• **RECORDS FOR THIS EXERCISE**

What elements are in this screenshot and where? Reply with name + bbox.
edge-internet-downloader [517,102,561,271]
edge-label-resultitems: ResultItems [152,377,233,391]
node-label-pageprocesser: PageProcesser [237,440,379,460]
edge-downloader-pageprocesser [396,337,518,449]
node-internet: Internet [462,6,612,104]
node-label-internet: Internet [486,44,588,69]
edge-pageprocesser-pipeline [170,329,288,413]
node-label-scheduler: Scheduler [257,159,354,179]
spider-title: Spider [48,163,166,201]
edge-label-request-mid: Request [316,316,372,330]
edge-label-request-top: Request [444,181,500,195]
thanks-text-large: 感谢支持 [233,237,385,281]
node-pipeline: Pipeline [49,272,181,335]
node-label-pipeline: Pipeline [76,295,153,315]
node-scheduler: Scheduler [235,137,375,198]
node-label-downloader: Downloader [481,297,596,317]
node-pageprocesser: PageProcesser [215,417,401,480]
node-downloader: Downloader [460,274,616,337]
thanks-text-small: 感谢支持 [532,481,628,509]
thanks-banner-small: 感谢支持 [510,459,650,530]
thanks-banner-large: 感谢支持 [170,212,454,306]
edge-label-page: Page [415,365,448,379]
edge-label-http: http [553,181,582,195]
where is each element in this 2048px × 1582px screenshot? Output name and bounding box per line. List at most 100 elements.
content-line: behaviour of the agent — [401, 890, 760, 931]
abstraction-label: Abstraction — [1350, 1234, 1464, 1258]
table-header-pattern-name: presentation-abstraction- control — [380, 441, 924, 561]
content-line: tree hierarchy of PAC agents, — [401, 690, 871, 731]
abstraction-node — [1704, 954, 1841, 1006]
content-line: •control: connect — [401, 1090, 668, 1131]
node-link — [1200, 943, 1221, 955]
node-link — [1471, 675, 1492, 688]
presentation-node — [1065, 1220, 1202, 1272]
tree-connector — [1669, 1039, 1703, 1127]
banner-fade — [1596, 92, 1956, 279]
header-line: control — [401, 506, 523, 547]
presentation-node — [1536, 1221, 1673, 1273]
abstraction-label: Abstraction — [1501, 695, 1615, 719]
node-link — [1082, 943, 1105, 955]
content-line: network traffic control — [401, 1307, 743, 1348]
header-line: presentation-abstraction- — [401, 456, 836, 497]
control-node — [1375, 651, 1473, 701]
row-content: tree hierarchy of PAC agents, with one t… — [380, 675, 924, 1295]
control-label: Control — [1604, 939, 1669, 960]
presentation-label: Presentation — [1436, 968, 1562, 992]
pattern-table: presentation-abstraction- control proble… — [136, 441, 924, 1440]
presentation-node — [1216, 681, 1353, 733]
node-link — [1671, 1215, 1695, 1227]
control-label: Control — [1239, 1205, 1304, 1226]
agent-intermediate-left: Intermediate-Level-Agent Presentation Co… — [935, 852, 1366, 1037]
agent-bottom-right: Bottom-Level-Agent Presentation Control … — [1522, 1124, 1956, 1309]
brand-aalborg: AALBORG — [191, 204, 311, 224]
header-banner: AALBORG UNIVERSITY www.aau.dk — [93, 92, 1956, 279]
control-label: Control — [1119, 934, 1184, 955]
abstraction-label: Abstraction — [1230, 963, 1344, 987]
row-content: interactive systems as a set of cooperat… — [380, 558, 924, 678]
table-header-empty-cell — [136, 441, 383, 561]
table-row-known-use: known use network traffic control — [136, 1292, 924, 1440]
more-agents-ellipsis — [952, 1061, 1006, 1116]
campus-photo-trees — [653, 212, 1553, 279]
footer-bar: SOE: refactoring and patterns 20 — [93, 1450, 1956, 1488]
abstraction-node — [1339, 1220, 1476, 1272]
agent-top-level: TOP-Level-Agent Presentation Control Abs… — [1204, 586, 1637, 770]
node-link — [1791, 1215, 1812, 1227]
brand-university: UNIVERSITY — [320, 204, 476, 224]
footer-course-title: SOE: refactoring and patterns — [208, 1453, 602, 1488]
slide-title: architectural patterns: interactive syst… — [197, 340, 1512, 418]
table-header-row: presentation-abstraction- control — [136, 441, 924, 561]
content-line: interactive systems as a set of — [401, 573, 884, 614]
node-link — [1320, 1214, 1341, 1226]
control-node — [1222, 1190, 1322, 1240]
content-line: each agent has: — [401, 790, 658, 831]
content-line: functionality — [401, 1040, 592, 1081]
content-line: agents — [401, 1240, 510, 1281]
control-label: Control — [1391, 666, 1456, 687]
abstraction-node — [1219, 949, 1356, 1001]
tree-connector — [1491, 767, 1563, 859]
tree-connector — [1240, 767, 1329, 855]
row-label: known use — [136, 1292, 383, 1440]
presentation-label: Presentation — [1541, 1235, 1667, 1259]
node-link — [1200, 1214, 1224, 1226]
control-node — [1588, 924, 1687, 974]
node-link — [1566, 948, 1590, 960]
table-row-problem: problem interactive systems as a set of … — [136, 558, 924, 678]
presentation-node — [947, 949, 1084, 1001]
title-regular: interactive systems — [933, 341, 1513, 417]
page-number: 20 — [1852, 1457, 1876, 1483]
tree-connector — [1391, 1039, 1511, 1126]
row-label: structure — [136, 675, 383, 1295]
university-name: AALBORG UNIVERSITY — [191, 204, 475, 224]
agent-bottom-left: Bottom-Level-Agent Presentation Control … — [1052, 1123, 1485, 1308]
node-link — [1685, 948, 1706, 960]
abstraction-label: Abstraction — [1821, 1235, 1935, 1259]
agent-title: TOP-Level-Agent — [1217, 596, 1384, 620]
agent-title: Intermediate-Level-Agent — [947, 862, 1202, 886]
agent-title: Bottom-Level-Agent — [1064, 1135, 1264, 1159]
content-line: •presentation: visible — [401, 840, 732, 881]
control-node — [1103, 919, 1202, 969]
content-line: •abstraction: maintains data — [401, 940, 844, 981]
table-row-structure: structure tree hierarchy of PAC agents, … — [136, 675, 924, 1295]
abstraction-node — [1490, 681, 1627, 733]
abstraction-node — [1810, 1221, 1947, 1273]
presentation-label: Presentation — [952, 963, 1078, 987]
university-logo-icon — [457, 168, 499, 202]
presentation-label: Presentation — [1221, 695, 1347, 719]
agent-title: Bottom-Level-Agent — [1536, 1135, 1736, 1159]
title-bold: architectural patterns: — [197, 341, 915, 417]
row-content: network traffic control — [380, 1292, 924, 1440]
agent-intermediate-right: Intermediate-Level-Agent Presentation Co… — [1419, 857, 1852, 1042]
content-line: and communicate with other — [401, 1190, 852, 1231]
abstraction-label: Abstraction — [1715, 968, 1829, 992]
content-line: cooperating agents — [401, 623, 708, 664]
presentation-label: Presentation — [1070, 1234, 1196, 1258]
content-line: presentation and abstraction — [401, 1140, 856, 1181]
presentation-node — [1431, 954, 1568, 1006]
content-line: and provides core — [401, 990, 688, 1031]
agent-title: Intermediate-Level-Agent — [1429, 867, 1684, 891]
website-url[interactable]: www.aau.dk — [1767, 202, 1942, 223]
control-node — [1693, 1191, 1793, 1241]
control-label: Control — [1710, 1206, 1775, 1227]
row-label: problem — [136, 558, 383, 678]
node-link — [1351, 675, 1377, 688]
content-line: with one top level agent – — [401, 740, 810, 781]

• **TASK GOAL**
Rewrite all of the data above, changing every "Intermediate-Level-Agent" to "Mid-Level-Agent" and leaving everything else the same.

• **SOLUTION TO THIS PROBLEM**
What elements are in this screenshot and where? Reply with name + bbox.
edge-internet-downloader [517,102,561,271]
edge-label-resultitems: ResultItems [152,377,233,391]
node-label-pageprocesser: PageProcesser [237,440,379,460]
edge-downloader-pageprocesser [396,337,518,449]
node-internet: Internet [462,6,612,104]
node-label-internet: Internet [486,44,588,69]
edge-pageprocesser-pipeline [170,329,288,413]
node-label-scheduler: Scheduler [257,159,354,179]
spider-title: Spider [48,163,166,201]
edge-label-request-mid: Request [316,316,372,330]
edge-label-request-top: Request [444,181,500,195]
thanks-text-large: 感谢支持 [233,237,385,281]
node-pipeline: Pipeline [49,272,181,335]
node-label-pipeline: Pipeline [76,295,153,315]
node-scheduler: Scheduler [235,137,375,198]
node-label-downloader: Downloader [481,297,596,317]
node-pageprocesser: PageProcesser [215,417,401,480]
node-downloader: Downloader [460,274,616,337]
thanks-text-small: 感谢支持 [532,481,628,509]
thanks-banner-small: 感谢支持 [510,459,650,530]
thanks-banner-large: 感谢支持 [170,212,454,306]
edge-label-page: Page [415,365,448,379]
edge-label-http: http [553,181,582,195]
where is each element in this 2048px × 1582px screenshot? Output name and bounding box per line. List at most 100 elements.
content-line: behaviour of the agent — [401, 890, 760, 931]
abstraction-label: Abstraction — [1350, 1234, 1464, 1258]
table-header-pattern-name: presentation-abstraction- control — [380, 441, 924, 561]
content-line: tree hierarchy of PAC agents, — [401, 690, 871, 731]
abstraction-node — [1704, 954, 1841, 1006]
content-line: •control: connect — [401, 1090, 668, 1131]
node-link — [1200, 943, 1221, 955]
node-link — [1471, 675, 1492, 688]
presentation-node — [1065, 1220, 1202, 1272]
tree-connector — [1669, 1039, 1703, 1127]
banner-fade — [1596, 92, 1956, 279]
header-line: control — [401, 506, 523, 547]
presentation-node — [1536, 1221, 1673, 1273]
abstraction-label: Abstraction — [1501, 695, 1615, 719]
node-link — [1082, 943, 1105, 955]
content-line: network traffic control — [401, 1307, 743, 1348]
header-line: presentation-abstraction- — [401, 456, 836, 497]
control-node — [1375, 651, 1473, 701]
row-content: tree hierarchy of PAC agents, with one t… — [380, 675, 924, 1295]
control-label: Control — [1604, 939, 1669, 960]
presentation-label: Presentation — [1436, 968, 1562, 992]
pattern-table: presentation-abstraction- control proble… — [136, 441, 924, 1440]
presentation-node — [1216, 681, 1353, 733]
node-link — [1671, 1215, 1695, 1227]
control-label: Control — [1239, 1205, 1304, 1226]
agent-intermediate-left: Mid-Level-Agent Presentation Co… — [935, 852, 1366, 1037]
agent-bottom-right: Bottom-Level-Agent Presentation Control … — [1522, 1124, 1956, 1309]
brand-aalborg: AALBORG — [191, 204, 311, 224]
header-banner: AALBORG UNIVERSITY www.aau.dk — [93, 92, 1956, 279]
control-label: Control — [1119, 934, 1184, 955]
abstraction-label: Abstraction — [1230, 963, 1344, 987]
row-content: interactive systems as a set of cooperat… — [380, 558, 924, 678]
table-header-empty-cell — [136, 441, 383, 561]
table-row-known-use: known use network traffic control — [136, 1292, 924, 1440]
more-agents-ellipsis — [952, 1061, 1006, 1116]
campus-photo-trees — [653, 212, 1553, 279]
footer-bar: SOE: refactoring and patterns 20 — [93, 1450, 1956, 1488]
abstraction-node — [1339, 1220, 1476, 1272]
agent-top-level: TOP-Level-Agent Presentation Control Abs… — [1204, 586, 1637, 770]
node-link — [1791, 1215, 1812, 1227]
brand-university: UNIVERSITY — [320, 204, 476, 224]
footer-course-title: SOE: refactoring and patterns — [208, 1453, 602, 1488]
slide-title: architectural patterns: interactive syst… — [197, 340, 1512, 418]
table-header-row: presentation-abstraction- control — [136, 441, 924, 561]
content-line: interactive systems as a set of — [401, 573, 884, 614]
node-link — [1320, 1214, 1341, 1226]
control-node — [1222, 1190, 1322, 1240]
content-line: each agent has: — [401, 790, 658, 831]
content-line: functionality — [401, 1040, 592, 1081]
content-line: agents — [401, 1240, 510, 1281]
control-label: Control — [1391, 666, 1456, 687]
abstraction-node — [1219, 949, 1356, 1001]
tree-connector — [1491, 767, 1563, 859]
tree-connector — [1240, 767, 1329, 855]
row-label: known use — [136, 1292, 383, 1440]
presentation-label: Presentation — [1541, 1235, 1667, 1259]
node-link — [1200, 1214, 1224, 1226]
control-node — [1588, 924, 1687, 974]
node-link — [1566, 948, 1590, 960]
table-row-problem: problem interactive systems as a set of … — [136, 558, 924, 678]
presentation-node — [947, 949, 1084, 1001]
title-regular: interactive systems — [933, 341, 1513, 417]
page-number: 20 — [1852, 1457, 1876, 1483]
tree-connector — [1391, 1039, 1511, 1126]
row-label: structure — [136, 675, 383, 1295]
university-name: AALBORG UNIVERSITY — [191, 204, 475, 224]
agent-bottom-left: Bottom-Level-Agent Presentation Control … — [1052, 1123, 1485, 1308]
node-link — [1685, 948, 1706, 960]
abstraction-label: Abstraction — [1821, 1235, 1935, 1259]
agent-title: TOP-Level-Agent — [1217, 596, 1384, 620]
agent-title: Mid-Level-Agent — [947, 862, 1202, 886]
agent-title: Bottom-Level-Agent — [1064, 1135, 1264, 1159]
content-line: •presentation: visible — [401, 840, 732, 881]
control-node — [1103, 919, 1202, 969]
content-line: •abstraction: maintains data — [401, 940, 844, 981]
table-row-structure: structure tree hierarchy of PAC agents, … — [136, 675, 924, 1295]
abstraction-node — [1490, 681, 1627, 733]
abstraction-node — [1810, 1221, 1947, 1273]
presentation-label: Presentation — [952, 963, 1078, 987]
university-logo-icon — [457, 168, 499, 202]
presentation-label: Presentation — [1221, 695, 1347, 719]
agent-title: Bottom-Level-Agent — [1536, 1135, 1736, 1159]
title-bold: architectural patterns: — [197, 341, 915, 417]
row-content: network traffic control — [380, 1292, 924, 1440]
agent-intermediate-right: Mid-Level-Agent Presentation Co… — [1419, 857, 1852, 1042]
content-line: and communicate with other — [401, 1190, 852, 1231]
abstraction-label: Abstraction — [1715, 968, 1829, 992]
content-line: cooperating agents — [401, 623, 708, 664]
presentation-label: Presentation — [1070, 1234, 1196, 1258]
content-line: presentation and abstraction — [401, 1140, 856, 1181]
presentation-node — [1431, 954, 1568, 1006]
content-line: and provides core — [401, 990, 688, 1031]
agent-title: Mid-Level-Agent — [1429, 867, 1684, 891]
website-url[interactable]: www.aau.dk — [1767, 202, 1942, 223]
control-node — [1693, 1191, 1793, 1241]
control-label: Control — [1710, 1206, 1775, 1227]
row-label: problem — [136, 558, 383, 678]
node-link — [1351, 675, 1377, 688]
content-line: with one top level agent – — [401, 740, 810, 781]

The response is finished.